=== PROBLEM TO WORK ON ===
Where the string "tratta" occurs in the material below, report the whole line.

=== MATERIAL SUPPLIED ===
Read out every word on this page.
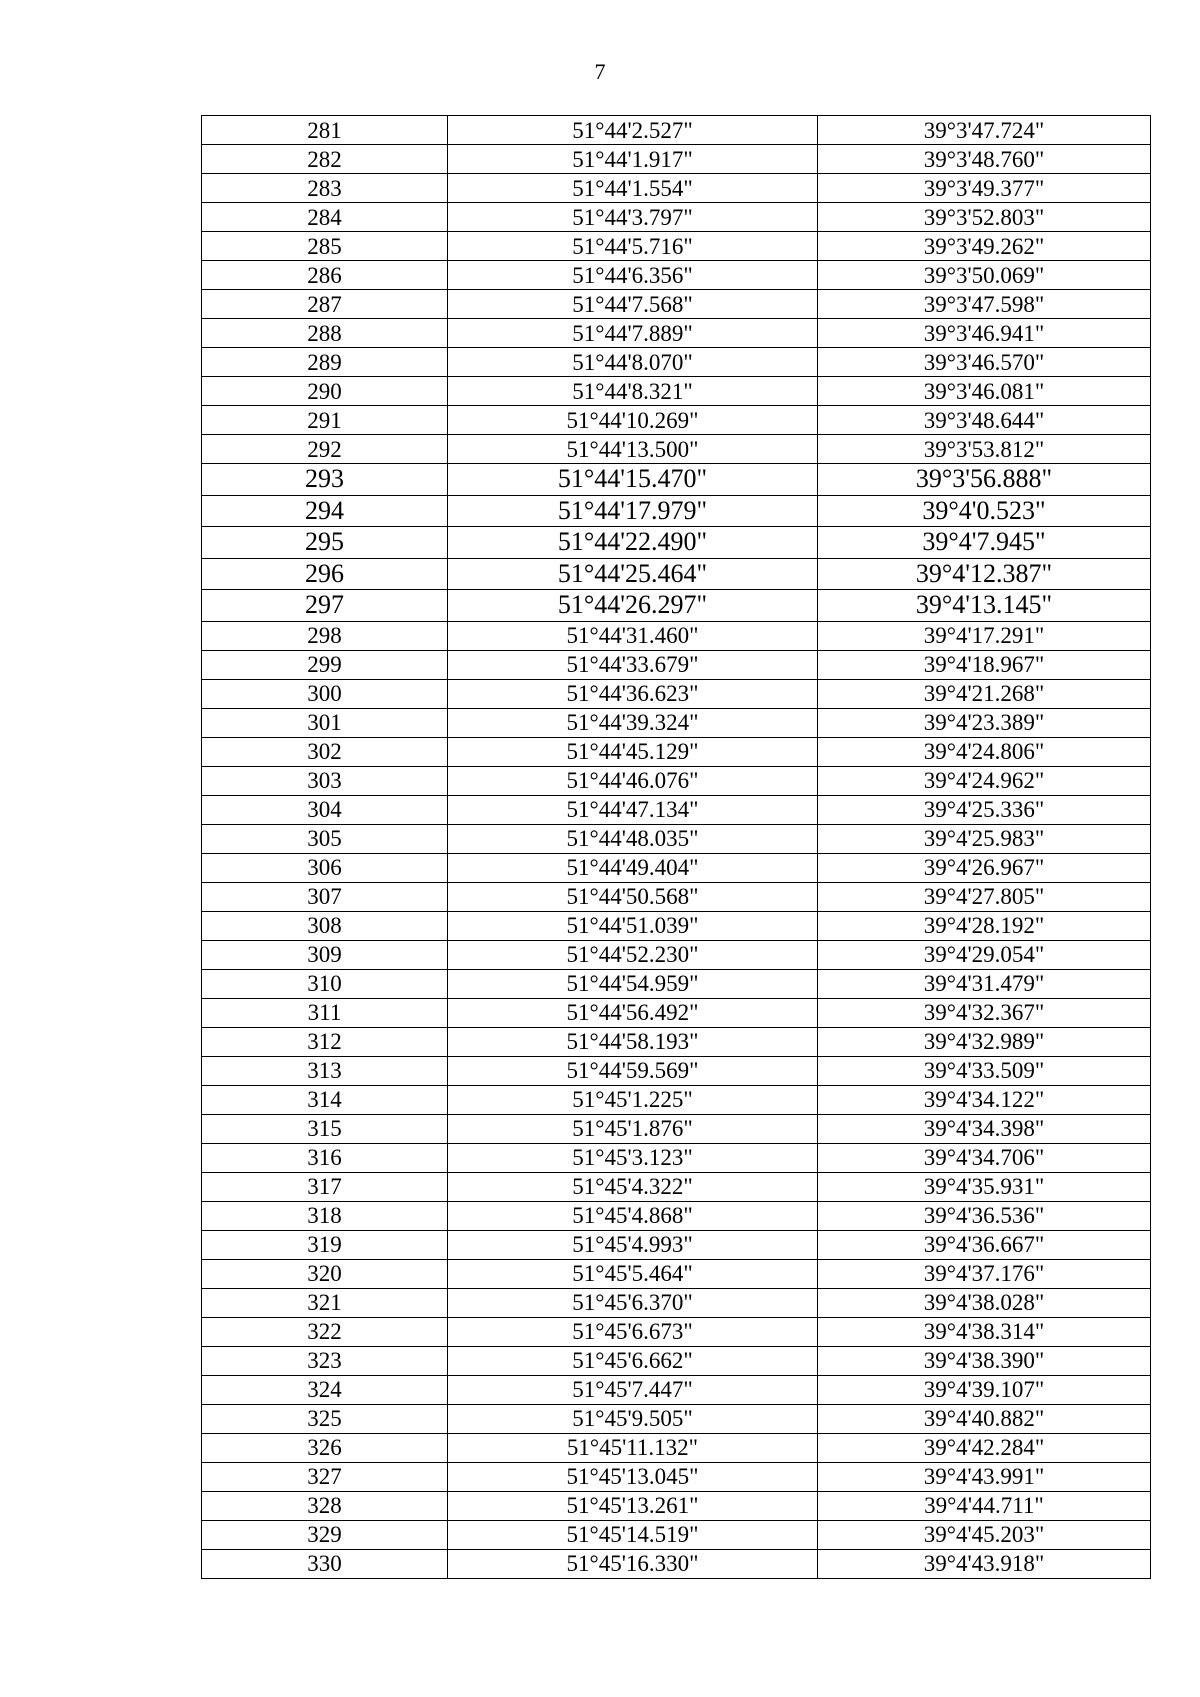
7
281	51°44'2.527"	39°3'47.724"
282	51°44'1.917"	39°3'48.760"
283	51°44'1.554"	39°3'49.377"
284	51°44'3.797"	39°3'52.803"
285	51°44'5.716"	39°3'49.262"
286	51°44'6.356"	39°3'50.069"
287	51°44'7.568"	39°3'47.598"
288	51°44'7.889"	39°3'46.941"
289	51°44'8.070"	39°3'46.570"
290	51°44'8.321"	39°3'46.081"
291	51°44'10.269"	39°3'48.644"
292	51°44'13.500"	39°3'53.812"
293	51°44'15.470"	39°3'56.888"
294	51°44'17.979"	39°4'0.523"
295	51°44'22.490"	39°4'7.945"
296	51°44'25.464"	39°4'12.387"
297	51°44'26.297"	39°4'13.145"
298	51°44'31.460"	39°4'17.291"
299	51°44'33.679"	39°4'18.967"
300	51°44'36.623"	39°4'21.268"
301	51°44'39.324"	39°4'23.389"
302	51°44'45.129"	39°4'24.806"
303	51°44'46.076"	39°4'24.962"
304	51°44'47.134"	39°4'25.336"
305	51°44'48.035"	39°4'25.983"
306	51°44'49.404"	39°4'26.967"
307	51°44'50.568"	39°4'27.805"
308	51°44'51.039"	39°4'28.192"
309	51°44'52.230"	39°4'29.054"
310	51°44'54.959"	39°4'31.479"
311	51°44'56.492"	39°4'32.367"
312	51°44'58.193"	39°4'32.989"
313	51°44'59.569"	39°4'33.509"
314	51°45'1.225"	39°4'34.122"
315	51°45'1.876"	39°4'34.398"
316	51°45'3.123"	39°4'34.706"
317	51°45'4.322"	39°4'35.931"
318	51°45'4.868"	39°4'36.536"
319	51°45'4.993"	39°4'36.667"
320	51°45'5.464"	39°4'37.176"
321	51°45'6.370"	39°4'38.028"
322	51°45'6.673"	39°4'38.314"
323	51°45'6.662"	39°4'38.390"
324	51°45'7.447"	39°4'39.107"
325	51°45'9.505"	39°4'40.882"
326	51°45'11.132"	39°4'42.284"
327	51°45'13.045"	39°4'43.991"
328	51°45'13.261"	39°4'44.711"
329	51°45'14.519"	39°4'45.203"
330	51°45'16.330"	39°4'43.918"
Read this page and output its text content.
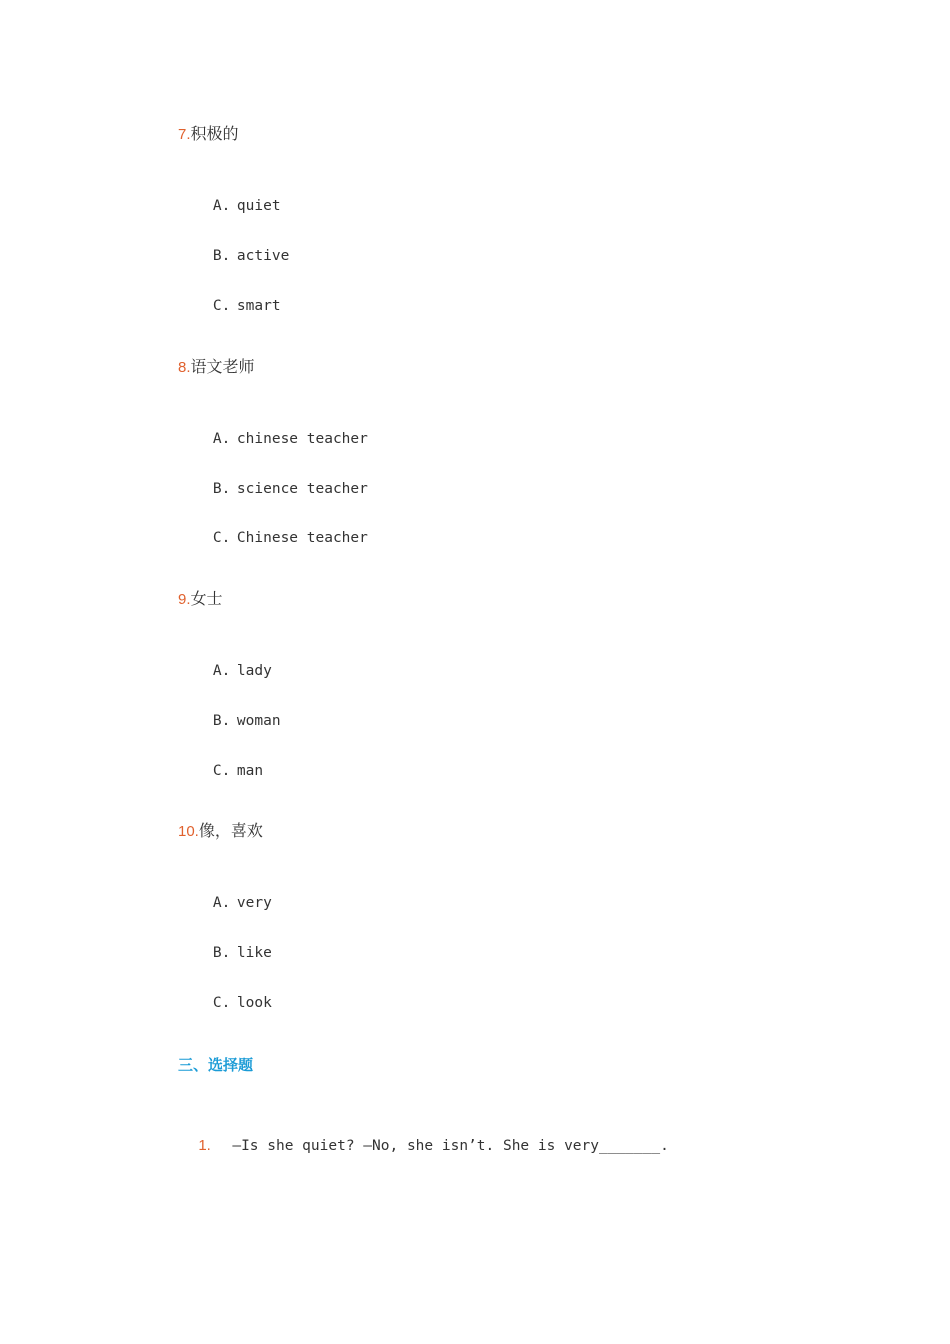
7.积极的

A. quiet

B. active

C. smart

8.语文老师

A. chinese teacher

B. science teacher

C. Chinese teacher

9.女士

A. lady

B. woman

C. man

10.像，喜欢

A. very

B. like

C. look

三、选择题

1. —Is she quiet? —No, she isn’t. She is very_______.
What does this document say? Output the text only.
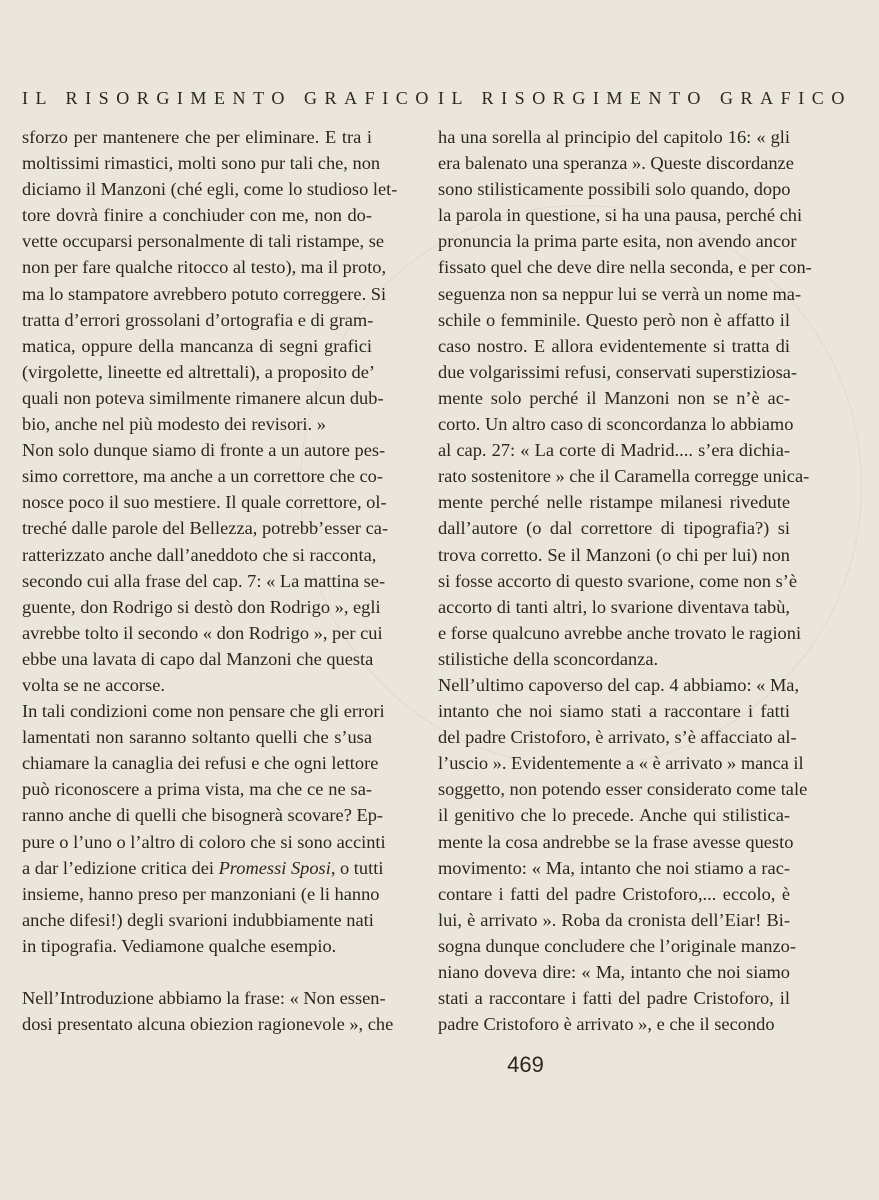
IL RISORGIMENTO GRAFICO IL RISORGIMENTO GRAFICO
sforzo per mantenere che per eliminare. E tra i
moltissimi rimastici, molti sono pur tali che, non
diciamo il Manzoni (ché egli, come lo studioso let-
tore dovrà finire a conchiuder con me, non do-
vette occuparsi personalmente di tali ristampe, se
non per fare qualche ritocco al testo), ma il proto,
ma lo stampatore avrebbero potuto correggere. Si
tratta d’errori grossolani d’ortografia e di gram-
matica, oppure della mancanza di segni grafici
(virgolette, lineette ed altrettali), a proposito de’
quali non poteva similmente rimanere alcun dub-
bio, anche nel più modesto dei revisori. »
Non solo dunque siamo di fronte a un autore pes-
simo correttore, ma anche a un correttore che co-
nosce poco il suo mestiere. Il quale correttore, ol-
treché dalle parole del Bellezza, potrebb’esser ca-
ratterizzato anche dall’aneddoto che si racconta,
secondo cui alla frase del cap. 7: « La mattina se-
guente, don Rodrigo si destò don Rodrigo », egli
avrebbe tolto il secondo « don Rodrigo », per cui
ebbe una lavata di capo dal Manzoni che questa
volta se ne accorse.
In tali condizioni come non pensare che gli errori
lamentati non saranno soltanto quelli che s’usa
chiamare la canaglia dei refusi e che ogni lettore
può riconoscere a prima vista, ma che ce ne sa-
ranno anche di quelli che bisognerà scovare? Ep-
pure o l’uno o l’altro di coloro che si sono accinti
a dar l’edizione critica dei Promessi Sposi, o tutti
insieme, hanno preso per manzoniani (e li hanno
anche difesi!) degli svarioni indubbiamente nati
in tipografia. Vediamone qualche esempio.
Nell’Introduzione abbiamo la frase: « Non essen-
dosi presentato alcuna obiezion ragionevole », che
ha una sorella al principio del capitolo 16: « gli
era balenato una speranza ». Queste discordanze
sono stilisticamente possibili solo quando, dopo
la parola in questione, si ha una pausa, perché chi
pronuncia la prima parte esita, non avendo ancor
fissato quel che deve dire nella seconda, e per con-
seguenza non sa neppur lui se verrà un nome ma-
schile o femminile. Questo però non è affatto il
caso nostro. E allora evidentemente si tratta di
due volgarissimi refusi, conservati superstiziosa-
mente solo perché il Manzoni non se n’è ac-
corto. Un altro caso di sconcordanza lo abbiamo
al cap. 27: « La corte di Madrid.... s’era dichia-
rato sostenitore » che il Caramella corregge unica-
mente perché nelle ristampe milanesi rivedute
dall’autore (o dal correttore di tipografia?) si
trova corretto. Se il Manzoni (o chi per lui) non
si fosse accorto di questo svarione, come non s’è
accorto di tanti altri, lo svarione diventava tabù,
e forse qualcuno avrebbe anche trovato le ragioni
stilistiche della sconcordanza.
Nell’ultimo capoverso del cap. 4 abbiamo: « Ma,
intanto che noi siamo stati a raccontare i fatti
del padre Cristoforo, è arrivato, s’è affacciato al-
l’uscio ». Evidentemente a « è arrivato » manca il
soggetto, non potendo esser considerato come tale
il genitivo che lo precede. Anche qui stilistica-
mente la cosa andrebbe se la frase avesse questo
movimento: « Ma, intanto che noi stiamo a rac-
contare i fatti del padre Cristoforo,... eccolo, è
lui, è arrivato ». Roba da cronista dell’Eiar! Bi-
sogna dunque concludere che l’originale manzo-
niano doveva dire: « Ma, intanto che noi siamo
stati a raccontare i fatti del padre Cristoforo, il
padre Cristoforo è arrivato », e che il secondo
469
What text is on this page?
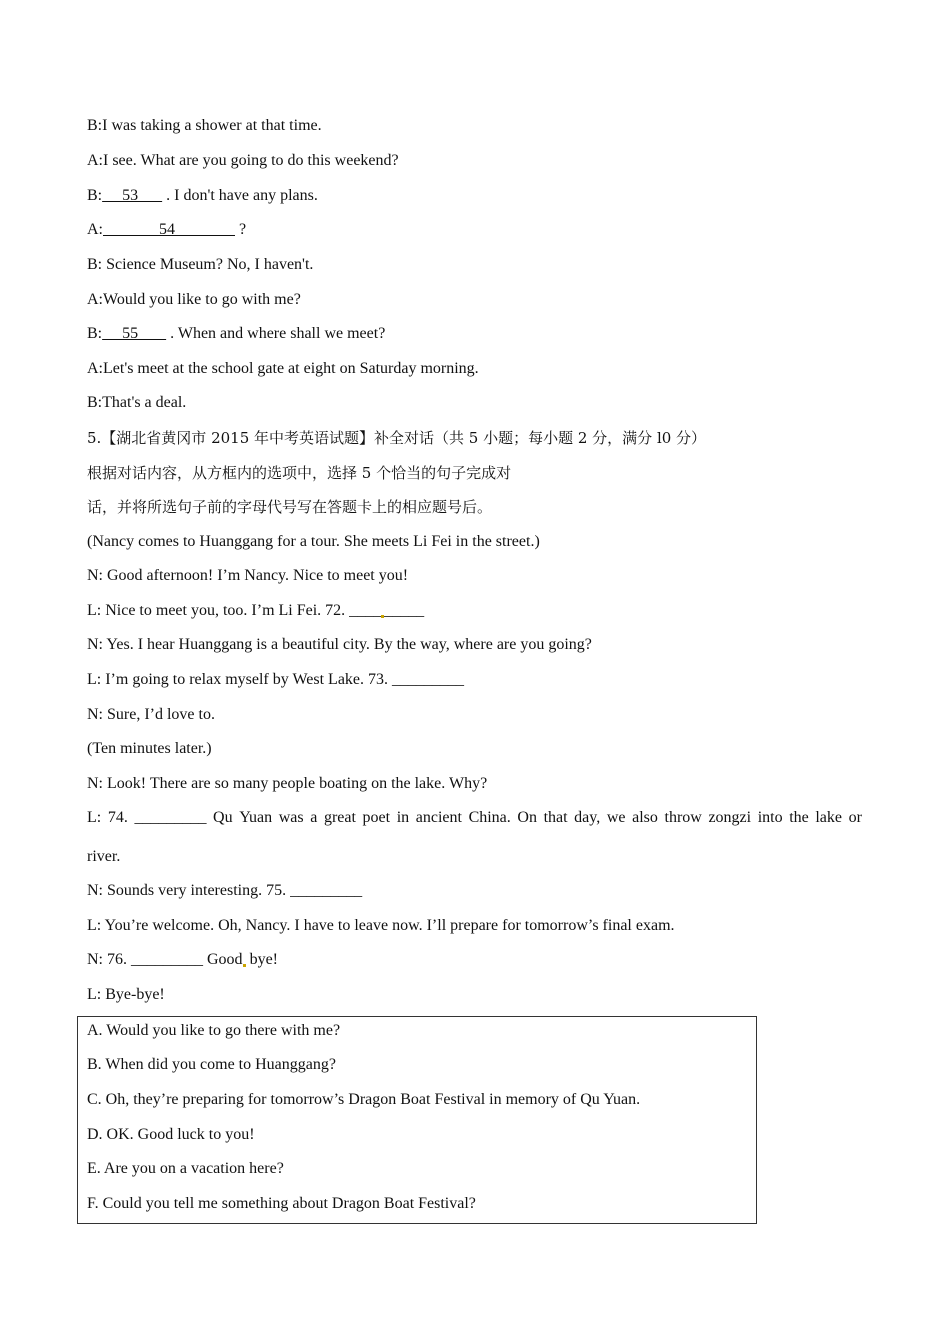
B:I was taking a shower at that time.
A:I see. What are you going to do this weekend?
B:     53       . I don't have any plans.
A:              54                ?
B: Science Museum? No, I haven't.
A:Would you like to go with me?
B:     55        . When and where shall we meet?
A:Let's meet at the school gate at eight on Saturday morning.
B:That's a deal.
5.【湖北省黄冈市 2015 年中考英语试题】补全对话（共 5 小题；每小题 2 分，满分 l0 分）
根据对话内容，从方框内的选项中，选择 5 个恰当的句子完成对
话，并将所选句子前的字母代号写在答题卡上的相应题号后。
(Nancy comes to Huanggang for a tour. She meets Li Fei in the street.)
N: Good afternoon! I’m Nancy. Nice to meet you!
L: Nice to meet you, too. I’m Li Fei. 72. ____ _____
N: Yes. I hear Huanggang is a beautiful city. By the way, where are you going?
L: I’m going to relax myself by West Lake. 73. _________
N: Sure, I’d love to.
(Ten minutes later.)
N: Look! There are so many people boating on the lake. Why?
L: 74. _________ Qu Yuan was a great poet in ancient China. On that day, we also throw zongzi into the lake or
river.
N: Sounds very interesting. 75. _________
L: You’re welcome. Oh, Nancy. I have to leave now. I’ll prepare for tomorrow’s final exam.
N: 76. _________ Good bye!
L: Bye-bye!
A. Would you like to go there with me?
B. When did you come to Huanggang?
C. Oh, they’re preparing for tomorrow’s Dragon Boat Festival in memory of Qu Yuan.
D. OK. Good luck to you!
E. Are you on a vacation here?
F. Could you tell me something about Dragon Boat Festival?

=== ANSWER IN FULL ===
tratta d’errori grossolani d’ortografia e di gram-
caso nostro. E allora evidentemente si tratta di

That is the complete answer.